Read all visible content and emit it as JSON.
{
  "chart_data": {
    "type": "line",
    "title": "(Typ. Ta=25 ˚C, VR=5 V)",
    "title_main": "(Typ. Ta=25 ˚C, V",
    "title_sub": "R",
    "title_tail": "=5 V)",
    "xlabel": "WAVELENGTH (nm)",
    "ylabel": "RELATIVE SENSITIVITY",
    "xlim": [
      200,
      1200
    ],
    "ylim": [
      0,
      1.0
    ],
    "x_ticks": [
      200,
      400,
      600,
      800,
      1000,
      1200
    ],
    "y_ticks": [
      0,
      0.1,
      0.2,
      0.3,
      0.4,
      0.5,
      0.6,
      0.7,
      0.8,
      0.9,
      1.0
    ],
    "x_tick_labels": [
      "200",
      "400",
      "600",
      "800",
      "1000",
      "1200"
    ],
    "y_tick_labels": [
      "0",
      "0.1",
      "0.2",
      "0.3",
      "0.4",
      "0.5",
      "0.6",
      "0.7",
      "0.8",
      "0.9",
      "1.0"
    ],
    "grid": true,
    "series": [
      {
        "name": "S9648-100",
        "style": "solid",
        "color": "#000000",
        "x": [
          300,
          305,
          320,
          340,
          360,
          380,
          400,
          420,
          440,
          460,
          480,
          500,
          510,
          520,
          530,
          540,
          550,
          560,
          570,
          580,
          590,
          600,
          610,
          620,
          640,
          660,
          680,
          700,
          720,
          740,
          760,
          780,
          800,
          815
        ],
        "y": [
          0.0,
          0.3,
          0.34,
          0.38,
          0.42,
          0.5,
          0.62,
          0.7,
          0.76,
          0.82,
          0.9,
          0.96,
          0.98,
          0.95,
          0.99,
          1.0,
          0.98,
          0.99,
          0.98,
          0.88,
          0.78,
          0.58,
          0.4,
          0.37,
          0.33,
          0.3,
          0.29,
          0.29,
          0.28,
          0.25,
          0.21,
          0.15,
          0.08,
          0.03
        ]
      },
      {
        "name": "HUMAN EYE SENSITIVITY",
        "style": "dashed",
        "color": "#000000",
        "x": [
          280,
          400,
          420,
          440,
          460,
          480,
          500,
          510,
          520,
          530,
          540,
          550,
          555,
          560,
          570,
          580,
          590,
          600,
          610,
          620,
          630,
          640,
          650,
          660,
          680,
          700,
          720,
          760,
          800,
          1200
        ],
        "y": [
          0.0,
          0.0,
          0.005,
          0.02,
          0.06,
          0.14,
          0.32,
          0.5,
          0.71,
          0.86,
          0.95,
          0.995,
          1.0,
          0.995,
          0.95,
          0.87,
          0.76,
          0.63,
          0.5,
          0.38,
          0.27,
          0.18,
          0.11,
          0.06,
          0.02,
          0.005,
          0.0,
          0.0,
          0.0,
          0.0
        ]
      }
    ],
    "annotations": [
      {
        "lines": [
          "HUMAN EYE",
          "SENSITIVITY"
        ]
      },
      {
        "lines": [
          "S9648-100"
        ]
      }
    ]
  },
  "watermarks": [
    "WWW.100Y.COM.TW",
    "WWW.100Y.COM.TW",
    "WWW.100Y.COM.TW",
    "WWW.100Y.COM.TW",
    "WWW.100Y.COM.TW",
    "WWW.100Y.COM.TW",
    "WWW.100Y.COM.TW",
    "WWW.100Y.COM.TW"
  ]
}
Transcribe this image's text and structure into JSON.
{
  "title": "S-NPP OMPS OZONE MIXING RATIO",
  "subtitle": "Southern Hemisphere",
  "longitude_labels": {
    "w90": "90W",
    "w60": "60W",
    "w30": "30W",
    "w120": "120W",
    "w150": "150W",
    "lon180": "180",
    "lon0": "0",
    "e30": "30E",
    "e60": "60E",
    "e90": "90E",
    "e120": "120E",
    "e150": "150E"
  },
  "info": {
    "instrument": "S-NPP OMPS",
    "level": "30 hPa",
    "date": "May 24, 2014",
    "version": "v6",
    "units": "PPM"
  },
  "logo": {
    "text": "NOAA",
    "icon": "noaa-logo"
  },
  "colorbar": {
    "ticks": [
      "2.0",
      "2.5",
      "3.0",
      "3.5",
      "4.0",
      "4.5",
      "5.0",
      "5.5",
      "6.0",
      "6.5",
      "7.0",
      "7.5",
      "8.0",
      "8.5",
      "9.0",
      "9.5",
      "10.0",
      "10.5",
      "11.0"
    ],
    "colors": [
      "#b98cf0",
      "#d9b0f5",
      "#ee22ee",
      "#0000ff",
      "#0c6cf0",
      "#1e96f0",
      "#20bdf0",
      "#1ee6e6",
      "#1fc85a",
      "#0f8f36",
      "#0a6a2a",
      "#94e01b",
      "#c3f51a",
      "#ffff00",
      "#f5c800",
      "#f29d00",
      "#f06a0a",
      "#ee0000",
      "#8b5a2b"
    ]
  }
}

◆ **What needs to be done**: Copy all of the material word for word.

◆ **Solved exercise**:
Read all visible content and emit it as JSON.
{
  "chart_data": {
    "type": "line",
    "title": "(Typ. Ta=25 ˚C, VR=5 V)",
    "title_main": "(Typ. Ta=25 ˚C, V",
    "title_sub": "R",
    "title_tail": "=5 V)",
    "xlabel": "WAVELENGTH (nm)",
    "ylabel": "RELATIVE SENSITIVITY",
    "xlim": [
      200,
      1200
    ],
    "ylim": [
      0,
      1.0
    ],
    "x_ticks": [
      200,
      400,
      600,
      800,
      1000,
      1200
    ],
    "y_ticks": [
      0,
      0.1,
      0.2,
      0.3,
      0.4,
      0.5,
      0.6,
      0.7,
      0.8,
      0.9,
      1.0
    ],
    "x_tick_labels": [
      "200",
      "400",
      "600",
      "800",
      "1000",
      "1200"
    ],
    "y_tick_labels": [
      "0",
      "0.1",
      "0.2",
      "0.3",
      "0.4",
      "0.5",
      "0.6",
      "0.7",
      "0.8",
      "0.9",
      "1.0"
    ],
    "grid": true,
    "series": [
      {
        "name": "S9648-100",
        "style": "solid",
        "color": "#000000",
        "x": [
          300,
          305,
          320,
          340,
          360,
          380,
          400,
          420,
          440,
          460,
          480,
          500,
          510,
          520,
          530,
          540,
          550,
          560,
          570,
          580,
          590,
          600,
          610,
          620,
          640,
          660,
          680,
          700,
          720,
          740,
          760,
          780,
          800,
          815
        ],
        "y": [
          0.0,
          0.3,
          0.34,
          0.38,
          0.42,
          0.5,
          0.62,
          0.7,
          0.76,
          0.82,
          0.9,
          0.96,
          0.98,
          0.95,
          0.99,
          1.0,
          0.98,
          0.99,
          0.98,
          0.88,
          0.78,
          0.58,
          0.4,
          0.37,
          0.33,
          0.3,
          0.29,
          0.29,
          0.28,
          0.25,
          0.21,
          0.15,
          0.08,
          0.03
        ]
      },
      {
        "name": "HUMAN EYE SENSITIVITY",
        "style": "dashed",
        "color": "#000000",
        "x": [
          280,
          400,
          420,
          440,
          460,
          480,
          500,
          510,
          520,
          530,
          540,
          550,
          555,
          560,
          570,
          580,
          590,
          600,
          610,
          620,
          630,
          640,
          650,
          660,
          680,
          700,
          720,
          760,
          800,
          1200
        ],
        "y": [
          0.0,
          0.0,
          0.005,
          0.02,
          0.06,
          0.14,
          0.32,
          0.5,
          0.71,
          0.86,
          0.95,
          0.995,
          1.0,
          0.995,
          0.95,
          0.87,
          0.76,
          0.63,
          0.5,
          0.38,
          0.27,
          0.18,
          0.11,
          0.06,
          0.02,
          0.005,
          0.0,
          0.0,
          0.0,
          0.0
        ]
      }
    ],
    "annotations": [
      {
        "lines": [
          "HUMAN EYE",
          "SENSITIVITY"
        ]
      },
      {
        "lines": [
          "S9648-100"
        ]
      }
    ]
  },
  "watermarks": [
    "WWW.100Y.COM.TW",
    "WWW.100Y.COM.TW",
    "WWW.100Y.COM.TW",
    "WWW.100Y.COM.TW",
    "WWW.100Y.COM.TW",
    "WWW.100Y.COM.TW",
    "WWW.100Y.COM.TW",
    "WWW.100Y.COM.TW"
  ]
}
Transcribe this image's text and structure into JSON.
{
  "title": "S-NPP OMPS OZONE MIXING RATIO",
  "subtitle": "Southern Hemisphere",
  "longitude_labels": {
    "w90": "90W",
    "w60": "60W",
    "w30": "30W",
    "w120": "120W",
    "w150": "150W",
    "lon180": "180",
    "lon0": "0",
    "e30": "30E",
    "e60": "60E",
    "e90": "90E",
    "e120": "120E",
    "e150": "150E"
  },
  "info": {
    "instrument": "S-NPP OMPS",
    "level": "30 hPa",
    "date": "May 24, 2014",
    "version": "v6",
    "units": "PPM"
  },
  "logo": {
    "text": "NOAA",
    "icon": "noaa-logo"
  },
  "colorbar": {
    "ticks": [
      "2.0",
      "2.5",
      "3.0",
      "3.5",
      "4.0",
      "4.5",
      "5.0",
      "5.5",
      "6.0",
      "6.5",
      "7.0",
      "7.5",
      "8.0",
      "8.5",
      "9.0",
      "9.5",
      "10.0",
      "10.5",
      "11.0"
    ],
    "colors": [
      "#b98cf0",
      "#d9b0f5",
      "#ee22ee",
      "#0000ff",
      "#0c6cf0",
      "#1e96f0",
      "#20bdf0",
      "#1ee6e6",
      "#1fc85a",
      "#0f8f36",
      "#0a6a2a",
      "#94e01b",
      "#c3f51a",
      "#ffff00",
      "#f5c800",
      "#f29d00",
      "#f06a0a",
      "#ee0000",
      "#8b5a2b"
    ]
  }
}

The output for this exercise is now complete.